__Requirement__
Go through the entries below and copy each line containing the word "text".

####

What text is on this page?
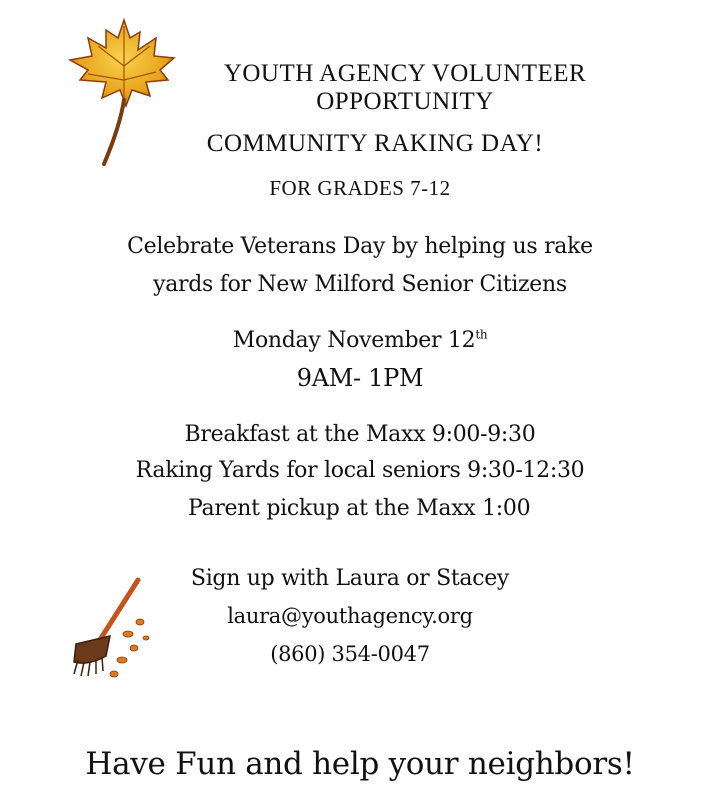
YOUTH AGENCY VOLUNTEER
OPPORTUNITY
COMMUNITY RAKING DAY!
FOR GRADES 7-12
Celebrate Veterans Day by helping us rake
yards for New Milford Senior Citizens
Monday November 12th
9AM- 1PM
Breakfast at the Maxx 9:00-9:30
Raking Yards for local seniors 9:30-12:30
Parent pickup at the Maxx 1:00
Sign up with Laura or Stacey
laura@youthagency.org
(860) 354-0047
Have Fun and help your neighbors!
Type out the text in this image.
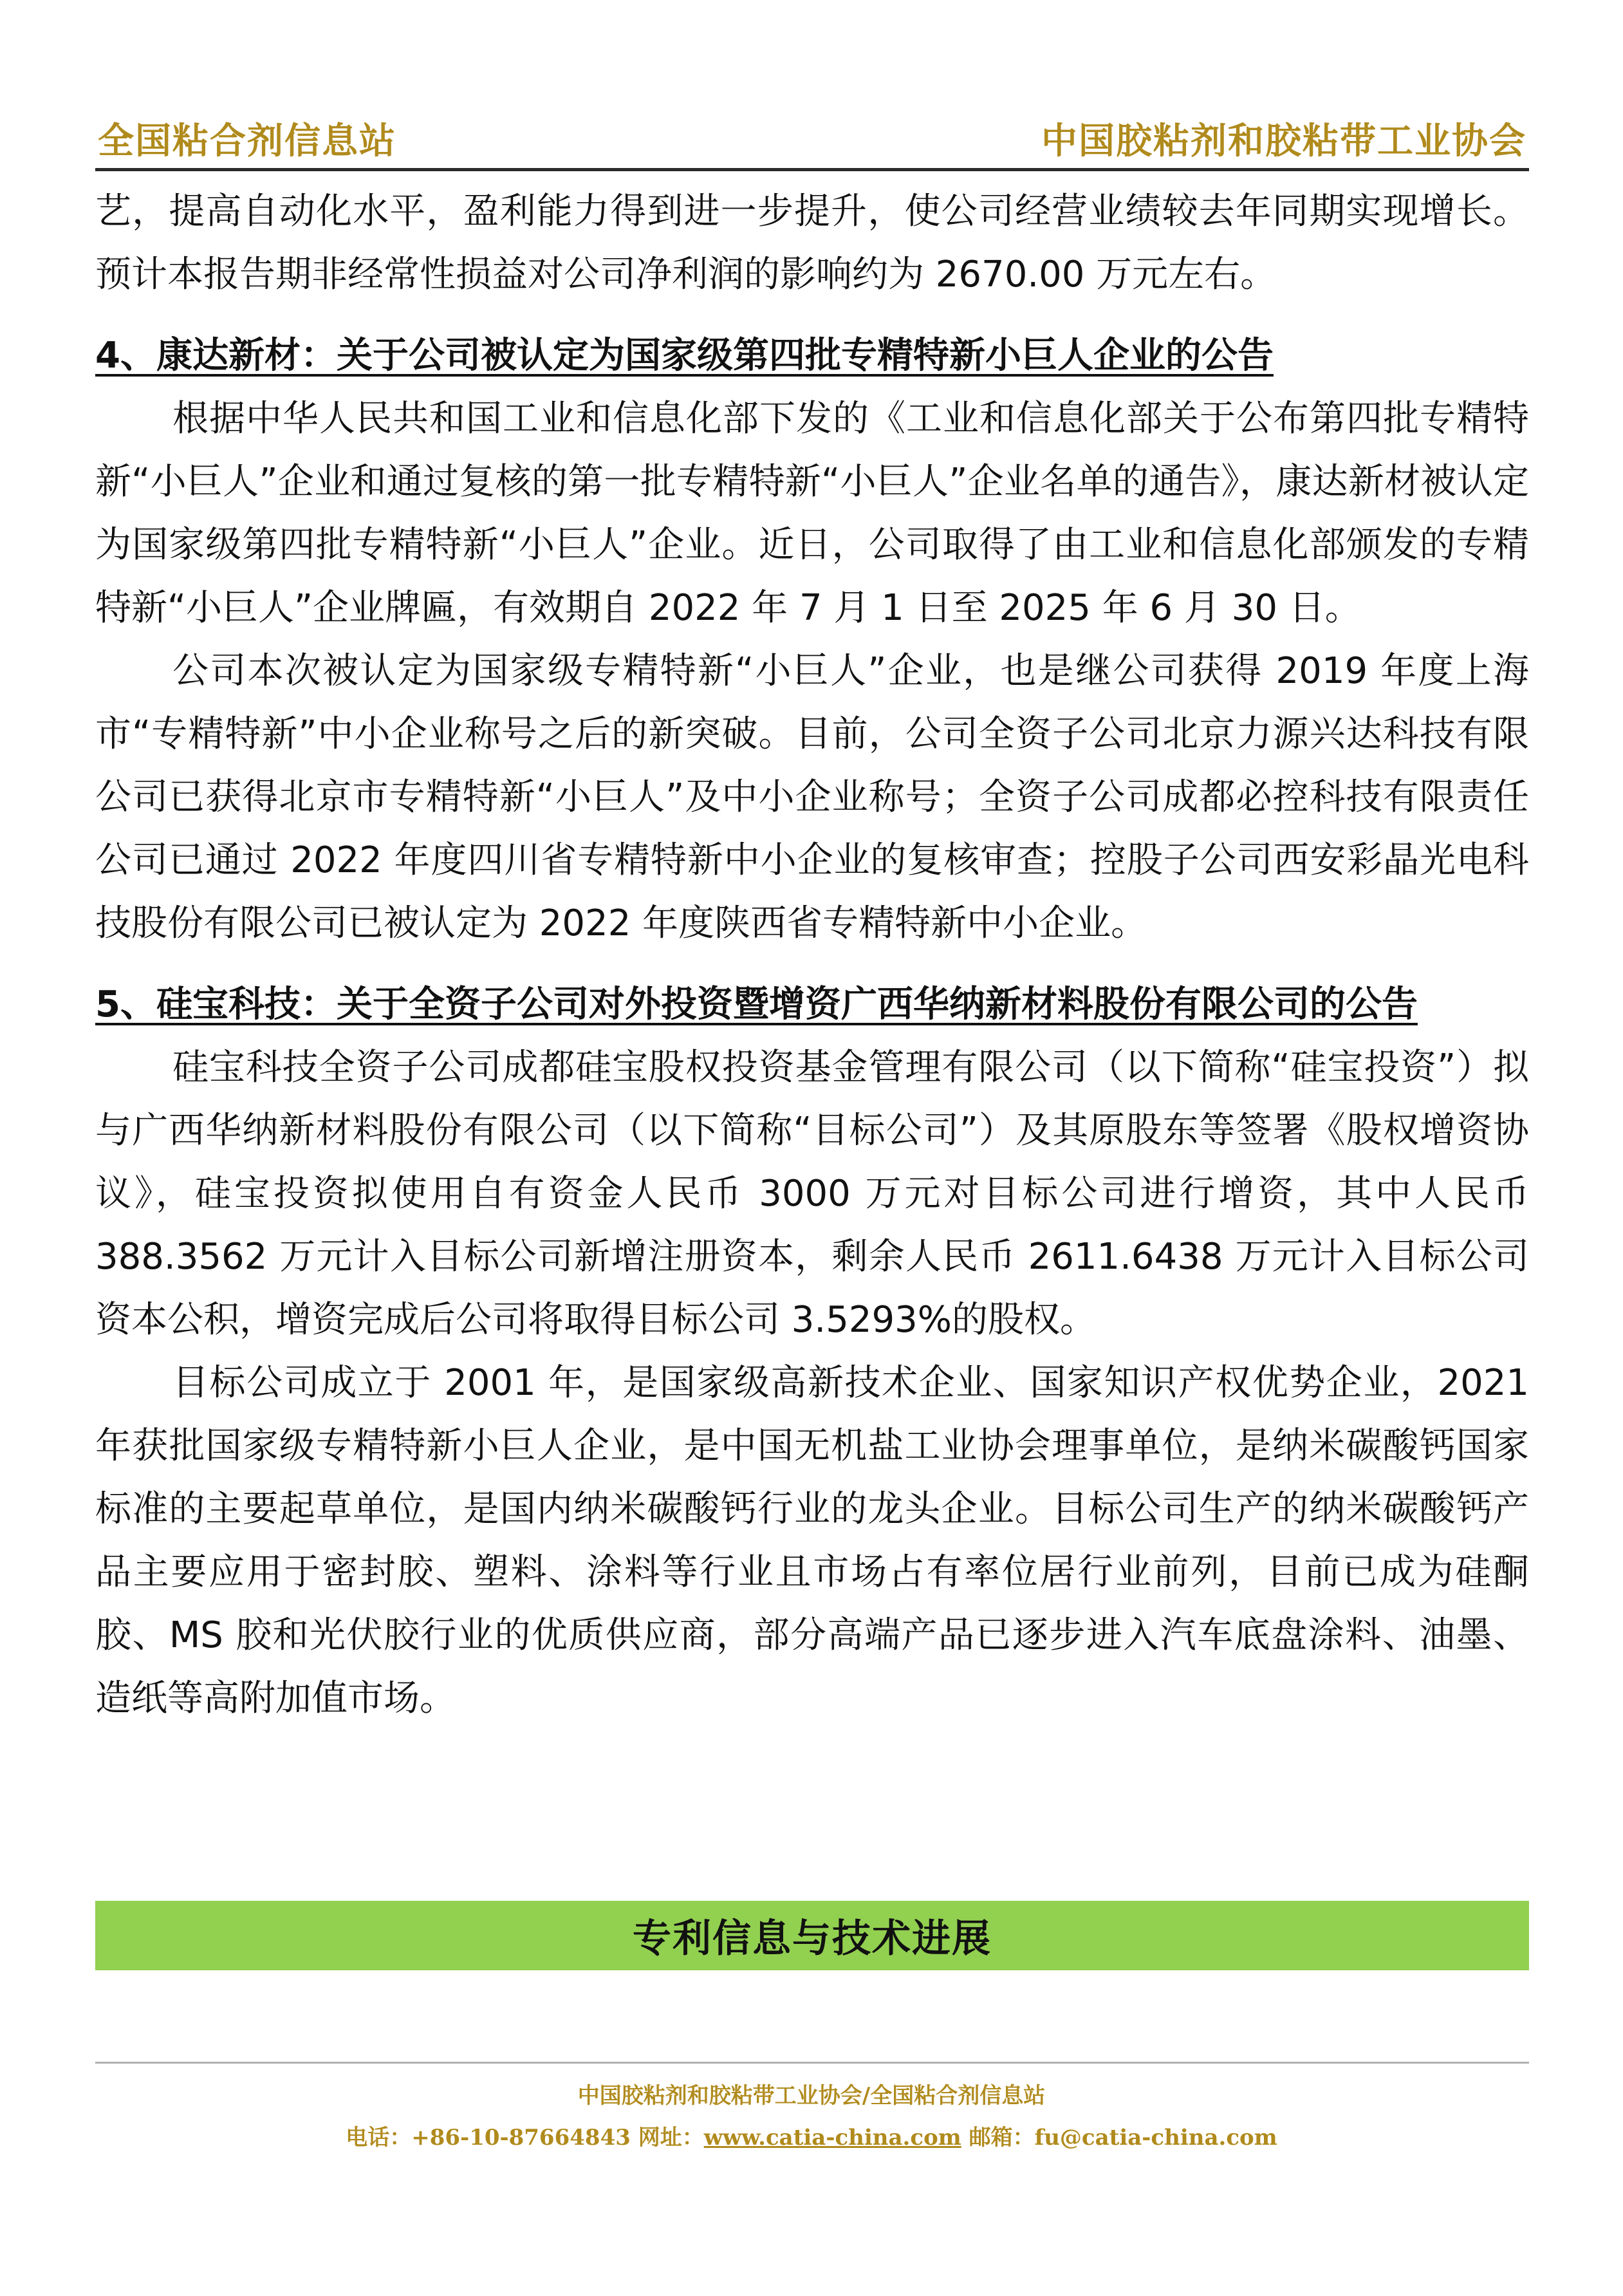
全国粘合剂信息站	中国胶粘剂和胶粘带工业协会

艺，提高自动化水平，盈利能力得到进一步提升，使公司经营业绩较去年同期实现增长。预计本报告期非经常性损益对公司净利润的影响约为 2670.00 万元左右。

4、康达新材：关于公司被认定为国家级第四批专精特新小巨人企业的公告

根据中华人民共和国工业和信息化部下发的《工业和信息化部关于公布第四批专精特新“小巨人”企业和通过复核的第一批专精特新“小巨人”企业名单的通告》，康达新材被认定为国家级第四批专精特新“小巨人”企业。近日，公司取得了由工业和信息化部颁发的专精特新“小巨人”企业牌匾，有效期自 2022 年 7 月 1 日至 2025 年 6 月 30 日。

公司本次被认定为国家级专精特新“小巨人”企业，也是继公司获得 2019 年度上海市“专精特新”中小企业称号之后的新突破。目前，公司全资子公司北京力源兴达科技有限公司已获得北京市专精特新“小巨人”及中小企业称号；全资子公司成都必控科技有限责任公司已通过 2022 年度四川省专精特新中小企业的复核审查；控股子公司西安彩晶光电科技股份有限公司已被认定为 2022 年度陕西省专精特新中小企业。

5、硅宝科技：关于全资子公司对外投资暨增资广西华纳新材料股份有限公司的公告

硅宝科技全资子公司成都硅宝股权投资基金管理有限公司（以下简称“硅宝投资”）拟与广西华纳新材料股份有限公司（以下简称“目标公司”）及其原股东等签署《股权增资协议》，硅宝投资拟使用自有资金人民币 3000 万元对目标公司进行增资，其中人民币 388.3562 万元计入目标公司新增注册资本，剩余人民币 2611.6438 万元计入目标公司资本公积，增资完成后公司将取得目标公司 3.5293%的股权。

目标公司成立于 2001 年，是国家级高新技术企业、国家知识产权优势企业，2021 年获批国家级专精特新小巨人企业，是中国无机盐工业协会理事单位，是纳米碳酸钙国家标准的主要起草单位，是国内纳米碳酸钙行业的龙头企业。目标公司生产的纳米碳酸钙产品主要应用于密封胶、塑料、涂料等行业且市场占有率位居行业前列，目前已成为硅酮胶、MS 胶和光伏胶行业的优质供应商，部分高端产品已逐步进入汽车底盘涂料、油墨、造纸等高附加值市场。

专利信息与技术进展
中国胶粘剂和胶粘带工业协会/全国粘合剂信息站
电话：+86-10-87664843 网址：www.catia-china.com 邮箱：fu@catia-china.com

####

__Response to this task__
What text is on this page?
Type out the text in this image.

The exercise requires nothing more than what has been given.